Air France-KLM auf Kurs zur Gewinnoptimierung: Sparmaßnahmen und Streckenausbau im Fokus
Air France-KLM hat ehrgeizige Pläne vorgestellt, um den operativen Gewinn nach einem Rückschlag in diesem Jahr deutlich zu verbessern. Mit einem gezielten Sparprogramm bei KLM und einer strategischen Ausweitung profitabler Routen verfolgt die französisch-niederländische Fluggesellschaft das Ziel, das operative Ergebnis um mindestens 300 Millionen Euro zu steigern. Es wird eine Erhöhung des Sitzplatzangebotes um vier bis fünf Prozent angestrebt, um die gesteckten Ziele zu erreichen.
Im letzten Jahr konnte das Unternehmen zwar einen Umsatzanstieg von fast fünf Prozent auf 31,5 Milliarden Euro verzeichnen, jedoch sank der operative Gewinn aus dem Tagesgeschäft um sechs Prozent auf 1,6 Milliarden Euro. Die Steigerung der Arbeitskosten und die geringe Nachfrage nach Reisen nach Paris während der Olympischen Sommerspiele trugen zu diesem Rückgang bei.

Bereitgestelltes Material:
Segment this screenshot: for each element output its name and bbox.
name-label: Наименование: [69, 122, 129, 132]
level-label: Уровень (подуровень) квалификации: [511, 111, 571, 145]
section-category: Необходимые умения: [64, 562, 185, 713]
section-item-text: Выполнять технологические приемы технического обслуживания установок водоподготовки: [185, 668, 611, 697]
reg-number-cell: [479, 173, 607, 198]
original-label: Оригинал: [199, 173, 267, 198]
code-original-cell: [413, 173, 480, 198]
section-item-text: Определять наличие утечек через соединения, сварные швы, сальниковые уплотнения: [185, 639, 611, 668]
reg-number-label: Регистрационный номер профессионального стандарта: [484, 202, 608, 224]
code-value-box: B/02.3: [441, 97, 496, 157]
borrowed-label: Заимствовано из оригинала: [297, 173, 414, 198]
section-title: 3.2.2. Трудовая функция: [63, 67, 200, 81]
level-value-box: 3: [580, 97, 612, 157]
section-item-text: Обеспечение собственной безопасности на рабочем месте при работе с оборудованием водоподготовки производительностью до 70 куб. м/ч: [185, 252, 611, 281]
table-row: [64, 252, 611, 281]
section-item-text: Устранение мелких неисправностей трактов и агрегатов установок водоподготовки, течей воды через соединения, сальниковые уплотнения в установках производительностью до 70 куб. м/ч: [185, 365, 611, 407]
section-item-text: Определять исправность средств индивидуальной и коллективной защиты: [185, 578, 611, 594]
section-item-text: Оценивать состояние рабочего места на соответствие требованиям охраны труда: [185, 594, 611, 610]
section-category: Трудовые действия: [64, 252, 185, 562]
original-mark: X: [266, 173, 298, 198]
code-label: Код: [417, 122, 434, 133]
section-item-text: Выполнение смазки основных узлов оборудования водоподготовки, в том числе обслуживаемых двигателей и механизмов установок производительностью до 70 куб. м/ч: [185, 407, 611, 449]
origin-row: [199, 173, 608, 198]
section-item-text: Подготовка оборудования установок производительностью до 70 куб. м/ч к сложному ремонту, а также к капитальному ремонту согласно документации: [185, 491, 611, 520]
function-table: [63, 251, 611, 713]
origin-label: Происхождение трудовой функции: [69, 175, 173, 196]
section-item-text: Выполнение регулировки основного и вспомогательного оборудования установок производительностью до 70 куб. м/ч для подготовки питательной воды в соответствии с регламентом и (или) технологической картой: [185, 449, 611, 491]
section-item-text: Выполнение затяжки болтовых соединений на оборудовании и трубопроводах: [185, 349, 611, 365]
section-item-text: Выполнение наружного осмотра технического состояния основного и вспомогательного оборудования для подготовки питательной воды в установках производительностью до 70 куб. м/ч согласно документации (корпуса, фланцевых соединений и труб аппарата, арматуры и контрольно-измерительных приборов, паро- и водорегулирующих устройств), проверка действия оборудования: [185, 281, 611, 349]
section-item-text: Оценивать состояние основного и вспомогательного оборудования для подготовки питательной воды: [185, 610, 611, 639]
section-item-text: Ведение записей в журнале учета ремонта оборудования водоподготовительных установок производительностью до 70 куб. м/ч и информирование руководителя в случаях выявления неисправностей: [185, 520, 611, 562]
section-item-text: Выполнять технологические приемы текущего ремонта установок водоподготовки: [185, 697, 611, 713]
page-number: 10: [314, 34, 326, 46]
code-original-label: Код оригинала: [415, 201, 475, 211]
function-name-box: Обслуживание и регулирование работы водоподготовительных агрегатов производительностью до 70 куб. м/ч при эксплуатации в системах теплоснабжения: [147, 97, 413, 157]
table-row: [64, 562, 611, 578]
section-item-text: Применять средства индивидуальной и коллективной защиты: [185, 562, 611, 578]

Aufgaben:
a - Geben Sie an, um wie viel Prozent Air France-KLM laut dem Studientext das Sitzplatzangebot erhöhen will.
b - Fassen Sie den Absatz des Studientextes, der mit „Im letzten Jahr konnte das Unternehmen“ beginnt, als kurze Liste mit seinen wichtigsten Fakten zusammen.
c - Führen Sie den Studientext über Air France-KLM im Anschluss an seinen letzten Satz weiter.

Ihre Antworten:
a - Um vier bis fünf Prozent.

b -
- Umsatz im letzten Jahr: Anstieg um fast fünf Prozent auf 31,5 Milliarden Euro
- Operativer Gewinn aus dem Tagesgeschäft: Rückgang um sechs Prozent auf 1,6 Milliarden Euro
- Ursachen: höhere Arbeitskosten und geringe Nachfrage nach Reisen nach Paris während der Olympischen Sommerspiele

c -
Um die Effizienz zu steigern, wird KLM einem Kostensenkungsprogramm unterzogen, das unter anderem die Streichung von 250 Bürojobs bereits im vierten Quartal beinhaltete. Die Zielsetzung für Air France-KLM umfasst eine langfristige operative Marge von über acht Prozent, gegenüber 5,1 Prozent im Jahr 2024. Ferner strebt der Konzern an, das Ergebnis vor Zinsen und Steuern bis 2028 um rund zwei Milliarden Euro zu verbessern.